Data ->
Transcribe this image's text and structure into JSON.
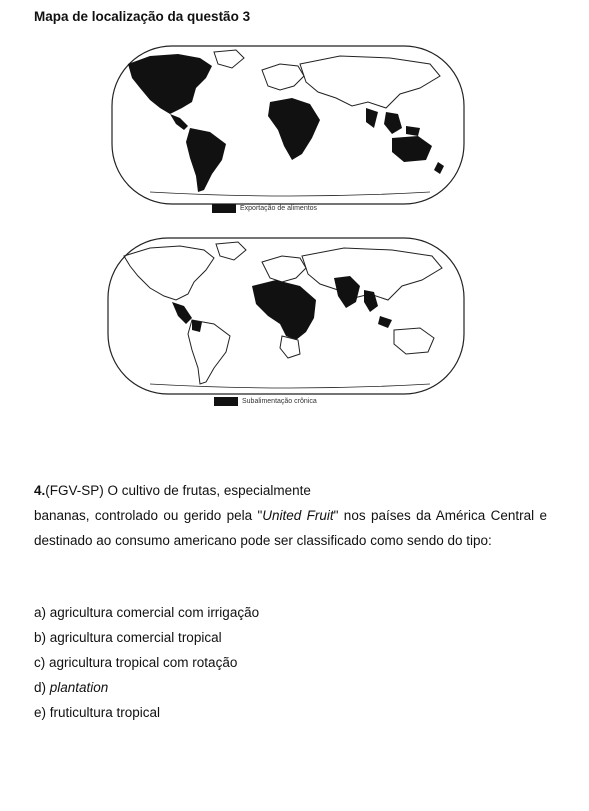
{
  "heading": "Mapa de localização da questão 3",
  "map1": {
    "legend": "Exportação de alimentos"
  },
  "map2": {
    "legend": "Subalimentação crônica"
  },
  "question": {
    "number": "4.",
    "source": "(FGV-SP) O cultivo de frutas, especialmente",
    "body_a": "bananas, controlado ou gerido pela \"",
    "term": "United Fruit",
    "body_b": "\" nos países da América Central e destinado ao consumo americano pode ser classificado como sendo do tipo:"
  },
  "options": [
    {
      "letter": "a) ",
      "text": "agricultura comercial com irrigação"
    },
    {
      "letter": "b) ",
      "text": "agricultura comercial tropical"
    },
    {
      "letter": "c) ",
      "text": "agricultura tropical com rotação"
    },
    {
      "letter": "d) ",
      "text": "plantation"
    },
    {
      "letter": "e) ",
      "text": "fruticultura tropical"
    }
  ]
}
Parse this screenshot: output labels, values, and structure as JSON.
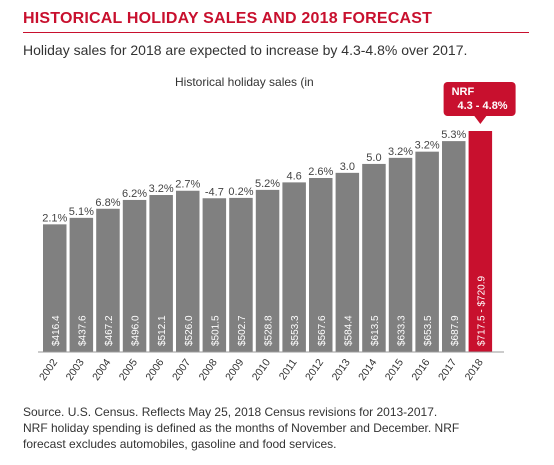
{
  "title": "HISTORICAL HOLIDAY SALES AND 2018 FORECAST",
  "subtitle": "Holiday sales for 2018 are expected to increase by 4.3-4.8% over 2017.",
  "source_lines": [
    "Source. U.S. Census. Reflects May 25, 2018 Census revisions for 2013-2017.",
    "NRF holiday spending is defined as the months of November and December. NRF",
    "forecast excludes automobiles, gasoline and food services."
  ],
  "colors": {
    "bar": "#808080",
    "forecast": "#c8102e",
    "title": "#c8102e",
    "axis": "#999999"
  },
  "chart_data": {
    "type": "bar",
    "title": "Historical holiday sales (in",
    "categories": [
      "2002",
      "2003",
      "2004",
      "2005",
      "2006",
      "2007",
      "2008",
      "2009",
      "2010",
      "2011",
      "2012",
      "2013",
      "2014",
      "2015",
      "2016",
      "2017",
      "2018"
    ],
    "values": [
      416.4,
      437.6,
      467.2,
      496.0,
      512.1,
      526.0,
      501.5,
      502.7,
      528.8,
      553.3,
      567.6,
      584.4,
      613.5,
      633.3,
      653.5,
      687.9,
      720.9
    ],
    "value_labels": [
      "$416.4",
      "$437.6",
      "$467.2",
      "$496.0",
      "$512.1",
      "$526.0",
      "$501.5",
      "$502.7",
      "$528.8",
      "$553.3",
      "$567.6",
      "$584.4",
      "$613.5",
      "$633.3",
      "$653.5",
      "$687.9",
      "$717.5 - $720.9"
    ],
    "growth_labels": [
      "2.1%",
      "5.1%",
      "6.8%",
      "6.2%",
      "3.2%",
      "2.7%",
      "-4.7",
      "0.2%",
      "5.2%",
      "4.6",
      "2.6%",
      "3.0",
      "5.0",
      "3.2%",
      "3.2%",
      "5.3%",
      ""
    ],
    "forecast_index": 16,
    "forecast_callout": {
      "line1": "NRF",
      "line2": "4.3 - 4.8%"
    },
    "ylim": [
      0,
      720.9
    ],
    "grid": false
  }
}
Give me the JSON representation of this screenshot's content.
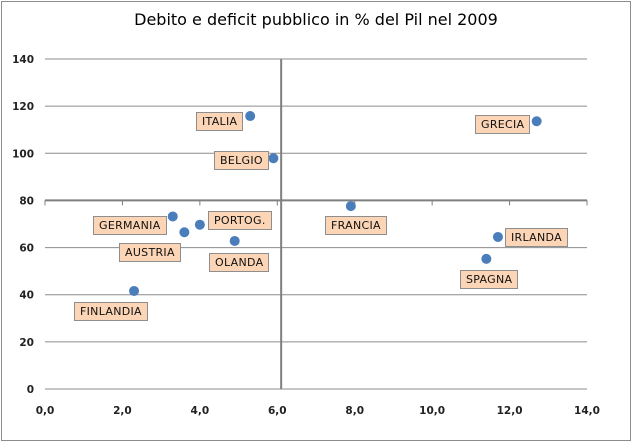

Goal of the exercise -> Without including any pictures, output all the entries above exactly.

The solution ->
Transcribe this image's text and structure into JSON.
{
  "heading": "Mapa de localização da questão 3",
  "map1": {
    "legend": "Exportação de alimentos"
  },
  "map2": {
    "legend": "Subalimentação crônica"
  },
  "question": {
    "number": "4.",
    "source": "(FGV-SP) O cultivo de frutas, especialmente",
    "body_a": "bananas, controlado ou gerido pela \"",
    "term": "United Fruit",
    "body_b": "\" nos países da América Central e destinado ao consumo americano pode ser classificado como sendo do tipo:"
  },
  "options": [
    {
      "letter": "a) ",
      "text": "agricultura comercial com irrigação"
    },
    {
      "letter": "b) ",
      "text": "agricultura comercial tropical"
    },
    {
      "letter": "c) ",
      "text": "agricultura tropical com rotação"
    },
    {
      "letter": "d) ",
      "text": "plantation"
    },
    {
      "letter": "e) ",
      "text": "fruticultura tropical"
    }
  ]
}
Parse this screenshot: output labels, values, and structure as JSON.
{
  "title": "HISTORICAL HOLIDAY SALES AND 2018 FORECAST",
  "subtitle": "Holiday sales for 2018 are expected to increase by 4.3-4.8% over 2017.",
  "source_lines": [
    "Source. U.S. Census. Reflects May 25, 2018 Census revisions for 2013-2017.",
    "NRF holiday spending is defined as the months of November and December. NRF",
    "forecast excludes automobiles, gasoline and food services."
  ],
  "colors": {
    "bar": "#808080",
    "forecast": "#c8102e",
    "title": "#c8102e",
    "axis": "#999999"
  },
  "chart_data": {
    "type": "bar",
    "title": "Historical holiday sales (in",
    "categories": [
      "2002",
      "2003",
      "2004",
      "2005",
      "2006",
      "2007",
      "2008",
      "2009",
      "2010",
      "2011",
      "2012",
      "2013",
      "2014",
      "2015",
      "2016",
      "2017",
      "2018"
    ],
    "values": [
      416.4,
      437.6,
      467.2,
      496.0,
      512.1,
      526.0,
      501.5,
      502.7,
      528.8,
      553.3,
      567.6,
      584.4,
      613.5,
      633.3,
      653.5,
      687.9,
      720.9
    ],
    "value_labels": [
      "$416.4",
      "$437.6",
      "$467.2",
      "$496.0",
      "$512.1",
      "$526.0",
      "$501.5",
      "$502.7",
      "$528.8",
      "$553.3",
      "$567.6",
      "$584.4",
      "$613.5",
      "$633.3",
      "$653.5",
      "$687.9",
      "$717.5 - $720.9"
    ],
    "growth_labels": [
      "2.1%",
      "5.1%",
      "6.8%",
      "6.2%",
      "3.2%",
      "2.7%",
      "-4.7",
      "0.2%",
      "5.2%",
      "4.6",
      "2.6%",
      "3.0",
      "5.0",
      "3.2%",
      "3.2%",
      "5.3%",
      ""
    ],
    "forecast_index": 16,
    "forecast_callout": {
      "line1": "NRF",
      "line2": "4.3 - 4.8%"
    },
    "ylim": [
      0,
      720.9
    ],
    "grid": false
  }
}
Give me the JSON representation of this screenshot's content.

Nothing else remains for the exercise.